[Dataset entries on figures]
%%
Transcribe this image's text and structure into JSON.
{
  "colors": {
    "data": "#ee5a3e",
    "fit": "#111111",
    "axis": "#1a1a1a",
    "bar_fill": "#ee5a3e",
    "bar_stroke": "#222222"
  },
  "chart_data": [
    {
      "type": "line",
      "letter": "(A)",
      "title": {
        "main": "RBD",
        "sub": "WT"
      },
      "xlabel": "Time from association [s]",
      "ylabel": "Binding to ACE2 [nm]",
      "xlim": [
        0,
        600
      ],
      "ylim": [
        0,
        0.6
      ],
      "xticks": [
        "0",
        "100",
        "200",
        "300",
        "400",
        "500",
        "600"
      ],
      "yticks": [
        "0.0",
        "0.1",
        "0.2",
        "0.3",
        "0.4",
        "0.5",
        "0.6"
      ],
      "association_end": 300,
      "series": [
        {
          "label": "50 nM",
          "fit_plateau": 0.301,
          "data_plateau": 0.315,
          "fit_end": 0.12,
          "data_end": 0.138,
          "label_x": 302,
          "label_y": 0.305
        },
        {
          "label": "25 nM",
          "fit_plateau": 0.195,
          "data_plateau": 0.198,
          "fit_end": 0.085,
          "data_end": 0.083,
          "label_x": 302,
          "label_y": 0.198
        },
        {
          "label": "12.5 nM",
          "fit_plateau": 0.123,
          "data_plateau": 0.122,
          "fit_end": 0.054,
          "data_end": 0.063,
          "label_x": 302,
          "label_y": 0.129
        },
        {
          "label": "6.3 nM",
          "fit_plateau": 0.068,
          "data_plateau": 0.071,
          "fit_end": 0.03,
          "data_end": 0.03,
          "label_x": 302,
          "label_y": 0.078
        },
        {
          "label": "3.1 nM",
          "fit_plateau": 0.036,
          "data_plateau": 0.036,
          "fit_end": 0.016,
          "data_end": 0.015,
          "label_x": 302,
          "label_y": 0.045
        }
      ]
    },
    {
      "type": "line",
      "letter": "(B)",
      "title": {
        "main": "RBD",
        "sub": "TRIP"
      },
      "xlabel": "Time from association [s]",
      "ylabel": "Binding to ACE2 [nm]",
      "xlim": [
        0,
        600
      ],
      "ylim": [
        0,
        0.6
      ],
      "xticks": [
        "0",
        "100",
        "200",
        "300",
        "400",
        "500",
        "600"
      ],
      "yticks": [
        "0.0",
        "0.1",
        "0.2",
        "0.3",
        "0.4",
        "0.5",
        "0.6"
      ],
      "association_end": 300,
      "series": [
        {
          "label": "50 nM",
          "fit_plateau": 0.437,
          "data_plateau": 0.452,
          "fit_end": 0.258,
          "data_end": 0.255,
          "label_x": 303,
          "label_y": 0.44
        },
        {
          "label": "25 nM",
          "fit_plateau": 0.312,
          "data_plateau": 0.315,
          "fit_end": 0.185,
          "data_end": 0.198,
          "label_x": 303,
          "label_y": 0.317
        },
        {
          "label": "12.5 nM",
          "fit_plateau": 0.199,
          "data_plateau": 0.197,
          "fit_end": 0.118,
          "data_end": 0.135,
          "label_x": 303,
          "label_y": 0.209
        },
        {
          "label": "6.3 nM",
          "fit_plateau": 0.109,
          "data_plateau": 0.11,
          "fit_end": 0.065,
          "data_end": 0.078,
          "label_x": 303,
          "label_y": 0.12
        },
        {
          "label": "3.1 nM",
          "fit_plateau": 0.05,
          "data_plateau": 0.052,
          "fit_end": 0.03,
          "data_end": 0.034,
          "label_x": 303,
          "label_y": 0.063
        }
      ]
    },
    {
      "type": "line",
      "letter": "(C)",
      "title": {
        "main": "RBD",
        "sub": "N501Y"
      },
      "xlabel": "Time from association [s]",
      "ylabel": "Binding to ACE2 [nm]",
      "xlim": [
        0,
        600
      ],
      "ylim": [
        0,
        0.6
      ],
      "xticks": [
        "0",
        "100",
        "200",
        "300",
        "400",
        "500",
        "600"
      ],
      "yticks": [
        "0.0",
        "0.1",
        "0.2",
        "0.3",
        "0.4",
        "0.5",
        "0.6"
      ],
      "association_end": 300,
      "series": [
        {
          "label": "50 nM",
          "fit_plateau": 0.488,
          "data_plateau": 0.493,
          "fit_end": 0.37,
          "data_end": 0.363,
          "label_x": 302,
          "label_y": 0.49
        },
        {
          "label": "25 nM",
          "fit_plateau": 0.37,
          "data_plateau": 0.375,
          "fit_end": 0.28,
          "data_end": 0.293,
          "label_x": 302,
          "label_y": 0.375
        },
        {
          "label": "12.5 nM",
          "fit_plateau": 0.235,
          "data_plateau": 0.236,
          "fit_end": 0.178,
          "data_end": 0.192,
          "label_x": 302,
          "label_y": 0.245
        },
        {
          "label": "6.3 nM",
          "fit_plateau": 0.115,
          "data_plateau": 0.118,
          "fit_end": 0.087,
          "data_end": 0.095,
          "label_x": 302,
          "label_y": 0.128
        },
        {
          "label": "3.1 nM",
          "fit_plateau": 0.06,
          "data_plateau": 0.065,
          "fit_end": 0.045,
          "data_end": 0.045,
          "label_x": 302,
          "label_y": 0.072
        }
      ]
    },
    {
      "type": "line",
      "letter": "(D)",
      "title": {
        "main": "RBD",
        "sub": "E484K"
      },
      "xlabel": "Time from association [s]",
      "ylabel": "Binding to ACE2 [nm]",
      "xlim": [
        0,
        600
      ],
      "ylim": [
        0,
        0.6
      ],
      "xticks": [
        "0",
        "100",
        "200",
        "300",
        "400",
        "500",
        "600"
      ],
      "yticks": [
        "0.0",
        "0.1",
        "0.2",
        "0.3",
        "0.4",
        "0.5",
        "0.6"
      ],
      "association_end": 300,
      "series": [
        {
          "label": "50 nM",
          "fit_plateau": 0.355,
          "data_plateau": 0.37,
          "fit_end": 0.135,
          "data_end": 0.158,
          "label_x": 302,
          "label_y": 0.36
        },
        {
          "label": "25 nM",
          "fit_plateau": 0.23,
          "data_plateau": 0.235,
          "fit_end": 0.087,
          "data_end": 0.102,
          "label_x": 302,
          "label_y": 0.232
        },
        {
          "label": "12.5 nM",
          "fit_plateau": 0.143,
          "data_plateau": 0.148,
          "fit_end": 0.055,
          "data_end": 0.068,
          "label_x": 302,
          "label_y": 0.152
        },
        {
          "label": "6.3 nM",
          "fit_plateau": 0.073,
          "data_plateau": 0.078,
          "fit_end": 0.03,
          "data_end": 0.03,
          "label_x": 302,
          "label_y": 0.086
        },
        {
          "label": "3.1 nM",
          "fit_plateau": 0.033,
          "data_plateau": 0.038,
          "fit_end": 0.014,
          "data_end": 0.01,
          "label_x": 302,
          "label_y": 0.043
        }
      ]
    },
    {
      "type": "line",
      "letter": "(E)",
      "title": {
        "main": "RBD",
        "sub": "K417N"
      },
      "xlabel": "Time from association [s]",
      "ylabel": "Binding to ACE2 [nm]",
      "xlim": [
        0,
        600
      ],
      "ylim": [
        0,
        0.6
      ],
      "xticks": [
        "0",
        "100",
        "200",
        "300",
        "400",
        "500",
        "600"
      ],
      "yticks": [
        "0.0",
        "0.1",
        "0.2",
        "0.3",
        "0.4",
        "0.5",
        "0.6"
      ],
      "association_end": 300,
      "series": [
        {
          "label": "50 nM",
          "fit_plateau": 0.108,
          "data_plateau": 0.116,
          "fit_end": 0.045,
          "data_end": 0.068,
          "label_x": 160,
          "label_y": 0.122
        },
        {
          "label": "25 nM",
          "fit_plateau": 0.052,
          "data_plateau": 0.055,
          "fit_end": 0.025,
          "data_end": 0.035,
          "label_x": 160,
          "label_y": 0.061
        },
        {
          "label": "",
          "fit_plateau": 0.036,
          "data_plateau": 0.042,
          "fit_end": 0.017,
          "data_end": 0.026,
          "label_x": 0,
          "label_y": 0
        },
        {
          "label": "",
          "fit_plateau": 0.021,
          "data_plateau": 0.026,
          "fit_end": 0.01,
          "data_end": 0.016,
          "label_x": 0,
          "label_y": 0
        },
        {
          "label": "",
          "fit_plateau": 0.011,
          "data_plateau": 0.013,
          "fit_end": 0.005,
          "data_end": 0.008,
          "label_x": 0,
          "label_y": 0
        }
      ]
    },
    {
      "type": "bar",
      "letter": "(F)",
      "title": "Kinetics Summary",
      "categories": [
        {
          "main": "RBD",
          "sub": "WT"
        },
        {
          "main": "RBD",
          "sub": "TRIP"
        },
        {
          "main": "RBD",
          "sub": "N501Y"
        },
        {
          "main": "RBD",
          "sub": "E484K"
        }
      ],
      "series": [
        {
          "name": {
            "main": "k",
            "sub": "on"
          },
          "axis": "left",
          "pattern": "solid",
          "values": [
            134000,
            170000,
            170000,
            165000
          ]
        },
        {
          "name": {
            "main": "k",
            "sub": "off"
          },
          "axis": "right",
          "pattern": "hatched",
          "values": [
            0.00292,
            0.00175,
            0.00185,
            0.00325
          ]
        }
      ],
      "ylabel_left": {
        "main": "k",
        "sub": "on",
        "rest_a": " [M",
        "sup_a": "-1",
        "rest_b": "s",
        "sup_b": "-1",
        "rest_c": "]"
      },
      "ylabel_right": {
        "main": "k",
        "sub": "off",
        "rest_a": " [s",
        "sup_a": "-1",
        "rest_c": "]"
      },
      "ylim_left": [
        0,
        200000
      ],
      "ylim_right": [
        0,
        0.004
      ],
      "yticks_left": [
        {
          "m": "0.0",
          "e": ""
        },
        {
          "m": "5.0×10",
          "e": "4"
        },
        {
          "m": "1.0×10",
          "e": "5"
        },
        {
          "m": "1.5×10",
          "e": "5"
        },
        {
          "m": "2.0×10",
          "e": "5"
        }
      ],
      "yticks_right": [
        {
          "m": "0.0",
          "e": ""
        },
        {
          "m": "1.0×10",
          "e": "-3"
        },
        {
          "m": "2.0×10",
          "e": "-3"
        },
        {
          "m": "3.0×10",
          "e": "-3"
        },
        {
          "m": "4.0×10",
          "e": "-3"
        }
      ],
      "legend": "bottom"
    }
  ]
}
%%
• **The exercise**:
Extract every line containing the string "letter" from the material.

• **Output**:
      "letter": "(A)",
      "letter": "(B)",
      "letter": "(C)",
      "letter": "(D)",
      "letter": "(E)",
      "letter": "(F)",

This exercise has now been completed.